- EXCERPTED DATA -
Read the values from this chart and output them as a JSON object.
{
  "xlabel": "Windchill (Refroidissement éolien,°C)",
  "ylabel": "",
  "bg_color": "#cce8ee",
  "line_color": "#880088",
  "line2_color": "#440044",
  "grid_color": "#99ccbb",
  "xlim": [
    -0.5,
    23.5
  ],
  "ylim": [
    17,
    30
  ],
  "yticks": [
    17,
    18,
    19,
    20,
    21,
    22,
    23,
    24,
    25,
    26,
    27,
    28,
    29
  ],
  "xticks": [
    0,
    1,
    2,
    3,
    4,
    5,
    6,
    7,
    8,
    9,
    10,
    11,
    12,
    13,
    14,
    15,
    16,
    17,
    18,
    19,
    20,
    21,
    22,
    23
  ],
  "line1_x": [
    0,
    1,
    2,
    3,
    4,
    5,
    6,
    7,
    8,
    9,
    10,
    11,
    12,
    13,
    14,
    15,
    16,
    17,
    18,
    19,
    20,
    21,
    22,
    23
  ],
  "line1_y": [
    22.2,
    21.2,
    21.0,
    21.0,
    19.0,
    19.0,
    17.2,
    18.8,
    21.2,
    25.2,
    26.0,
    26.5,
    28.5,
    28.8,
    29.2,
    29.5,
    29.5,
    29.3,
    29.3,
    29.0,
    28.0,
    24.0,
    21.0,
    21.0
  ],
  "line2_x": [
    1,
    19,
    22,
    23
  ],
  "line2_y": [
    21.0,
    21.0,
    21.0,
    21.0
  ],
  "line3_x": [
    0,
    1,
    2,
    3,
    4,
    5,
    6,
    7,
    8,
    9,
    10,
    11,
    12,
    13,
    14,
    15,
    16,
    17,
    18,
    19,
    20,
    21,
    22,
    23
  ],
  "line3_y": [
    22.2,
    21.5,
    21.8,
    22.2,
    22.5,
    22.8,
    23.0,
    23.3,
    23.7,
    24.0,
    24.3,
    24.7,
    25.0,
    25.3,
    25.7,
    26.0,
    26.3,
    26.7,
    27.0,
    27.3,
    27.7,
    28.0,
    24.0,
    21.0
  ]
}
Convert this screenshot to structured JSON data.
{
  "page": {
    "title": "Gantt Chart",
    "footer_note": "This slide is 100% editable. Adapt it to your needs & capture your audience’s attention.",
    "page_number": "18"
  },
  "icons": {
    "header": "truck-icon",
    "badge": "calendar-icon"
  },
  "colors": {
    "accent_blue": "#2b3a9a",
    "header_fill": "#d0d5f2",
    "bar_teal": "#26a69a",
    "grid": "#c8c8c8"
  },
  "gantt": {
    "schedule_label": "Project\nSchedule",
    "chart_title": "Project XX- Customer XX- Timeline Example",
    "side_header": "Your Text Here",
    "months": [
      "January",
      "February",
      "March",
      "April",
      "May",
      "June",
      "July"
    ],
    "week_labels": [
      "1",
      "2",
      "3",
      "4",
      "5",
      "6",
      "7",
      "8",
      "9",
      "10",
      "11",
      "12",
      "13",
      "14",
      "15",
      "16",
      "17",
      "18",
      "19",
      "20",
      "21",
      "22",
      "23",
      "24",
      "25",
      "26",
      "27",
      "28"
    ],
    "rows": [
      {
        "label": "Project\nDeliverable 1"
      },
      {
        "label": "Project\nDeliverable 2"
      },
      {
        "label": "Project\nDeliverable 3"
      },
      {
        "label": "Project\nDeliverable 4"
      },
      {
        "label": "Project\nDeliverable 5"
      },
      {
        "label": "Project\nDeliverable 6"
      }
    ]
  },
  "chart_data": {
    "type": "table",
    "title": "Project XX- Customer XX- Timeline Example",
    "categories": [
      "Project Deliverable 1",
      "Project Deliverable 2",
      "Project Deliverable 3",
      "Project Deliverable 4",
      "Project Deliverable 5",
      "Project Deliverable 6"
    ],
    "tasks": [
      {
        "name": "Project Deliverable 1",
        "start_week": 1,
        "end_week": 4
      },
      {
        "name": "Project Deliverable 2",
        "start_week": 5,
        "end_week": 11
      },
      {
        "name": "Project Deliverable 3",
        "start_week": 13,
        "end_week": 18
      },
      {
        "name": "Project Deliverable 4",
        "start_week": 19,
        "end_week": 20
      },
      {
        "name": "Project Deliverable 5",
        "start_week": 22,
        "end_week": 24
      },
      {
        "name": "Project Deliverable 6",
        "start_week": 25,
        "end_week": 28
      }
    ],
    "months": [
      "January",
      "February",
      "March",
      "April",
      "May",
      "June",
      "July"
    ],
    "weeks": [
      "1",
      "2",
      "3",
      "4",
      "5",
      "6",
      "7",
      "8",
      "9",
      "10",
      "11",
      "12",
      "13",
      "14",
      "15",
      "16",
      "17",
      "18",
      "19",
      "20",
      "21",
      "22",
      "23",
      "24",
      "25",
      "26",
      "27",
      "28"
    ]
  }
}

- THE TASK -
All of the material above needs to be retyped word for word.

- FULL OUTPUT -
Read the values from this chart and output them as a JSON object.
{
  "xlabel": "Windchill (Refroidissement éolien,°C)",
  "ylabel": "",
  "bg_color": "#cce8ee",
  "line_color": "#880088",
  "line2_color": "#440044",
  "grid_color": "#99ccbb",
  "xlim": [
    -0.5,
    23.5
  ],
  "ylim": [
    17,
    30
  ],
  "yticks": [
    17,
    18,
    19,
    20,
    21,
    22,
    23,
    24,
    25,
    26,
    27,
    28,
    29
  ],
  "xticks": [
    0,
    1,
    2,
    3,
    4,
    5,
    6,
    7,
    8,
    9,
    10,
    11,
    12,
    13,
    14,
    15,
    16,
    17,
    18,
    19,
    20,
    21,
    22,
    23
  ],
  "line1_x": [
    0,
    1,
    2,
    3,
    4,
    5,
    6,
    7,
    8,
    9,
    10,
    11,
    12,
    13,
    14,
    15,
    16,
    17,
    18,
    19,
    20,
    21,
    22,
    23
  ],
  "line1_y": [
    22.2,
    21.2,
    21.0,
    21.0,
    19.0,
    19.0,
    17.2,
    18.8,
    21.2,
    25.2,
    26.0,
    26.5,
    28.5,
    28.8,
    29.2,
    29.5,
    29.5,
    29.3,
    29.3,
    29.0,
    28.0,
    24.0,
    21.0,
    21.0
  ],
  "line2_x": [
    1,
    19,
    22,
    23
  ],
  "line2_y": [
    21.0,
    21.0,
    21.0,
    21.0
  ],
  "line3_x": [
    0,
    1,
    2,
    3,
    4,
    5,
    6,
    7,
    8,
    9,
    10,
    11,
    12,
    13,
    14,
    15,
    16,
    17,
    18,
    19,
    20,
    21,
    22,
    23
  ],
  "line3_y": [
    22.2,
    21.5,
    21.8,
    22.2,
    22.5,
    22.8,
    23.0,
    23.3,
    23.7,
    24.0,
    24.3,
    24.7,
    25.0,
    25.3,
    25.7,
    26.0,
    26.3,
    26.7,
    27.0,
    27.3,
    27.7,
    28.0,
    24.0,
    21.0
  ]
}
Convert this screenshot to structured JSON data.
{
  "page": {
    "title": "Gantt Chart",
    "footer_note": "This slide is 100% editable. Adapt it to your needs & capture your audience’s attention.",
    "page_number": "18"
  },
  "icons": {
    "header": "truck-icon",
    "badge": "calendar-icon"
  },
  "colors": {
    "accent_blue": "#2b3a9a",
    "header_fill": "#d0d5f2",
    "bar_teal": "#26a69a",
    "grid": "#c8c8c8"
  },
  "gantt": {
    "schedule_label": "Project\nSchedule",
    "chart_title": "Project XX- Customer XX- Timeline Example",
    "side_header": "Your Text Here",
    "months": [
      "January",
      "February",
      "March",
      "April",
      "May",
      "June",
      "July"
    ],
    "week_labels": [
      "1",
      "2",
      "3",
      "4",
      "5",
      "6",
      "7",
      "8",
      "9",
      "10",
      "11",
      "12",
      "13",
      "14",
      "15",
      "16",
      "17",
      "18",
      "19",
      "20",
      "21",
      "22",
      "23",
      "24",
      "25",
      "26",
      "27",
      "28"
    ],
    "rows": [
      {
        "label": "Project\nDeliverable 1"
      },
      {
        "label": "Project\nDeliverable 2"
      },
      {
        "label": "Project\nDeliverable 3"
      },
      {
        "label": "Project\nDeliverable 4"
      },
      {
        "label": "Project\nDeliverable 5"
      },
      {
        "label": "Project\nDeliverable 6"
      }
    ]
  },
  "chart_data": {
    "type": "table",
    "title": "Project XX- Customer XX- Timeline Example",
    "categories": [
      "Project Deliverable 1",
      "Project Deliverable 2",
      "Project Deliverable 3",
      "Project Deliverable 4",
      "Project Deliverable 5",
      "Project Deliverable 6"
    ],
    "tasks": [
      {
        "name": "Project Deliverable 1",
        "start_week": 1,
        "end_week": 4
      },
      {
        "name": "Project Deliverable 2",
        "start_week": 5,
        "end_week": 11
      },
      {
        "name": "Project Deliverable 3",
        "start_week": 13,
        "end_week": 18
      },
      {
        "name": "Project Deliverable 4",
        "start_week": 19,
        "end_week": 20
      },
      {
        "name": "Project Deliverable 5",
        "start_week": 22,
        "end_week": 24
      },
      {
        "name": "Project Deliverable 6",
        "start_week": 25,
        "end_week": 28
      }
    ],
    "months": [
      "January",
      "February",
      "March",
      "April",
      "May",
      "June",
      "July"
    ],
    "weeks": [
      "1",
      "2",
      "3",
      "4",
      "5",
      "6",
      "7",
      "8",
      "9",
      "10",
      "11",
      "12",
      "13",
      "14",
      "15",
      "16",
      "17",
      "18",
      "19",
      "20",
      "21",
      "22",
      "23",
      "24",
      "25",
      "26",
      "27",
      "28"
    ]
  }
}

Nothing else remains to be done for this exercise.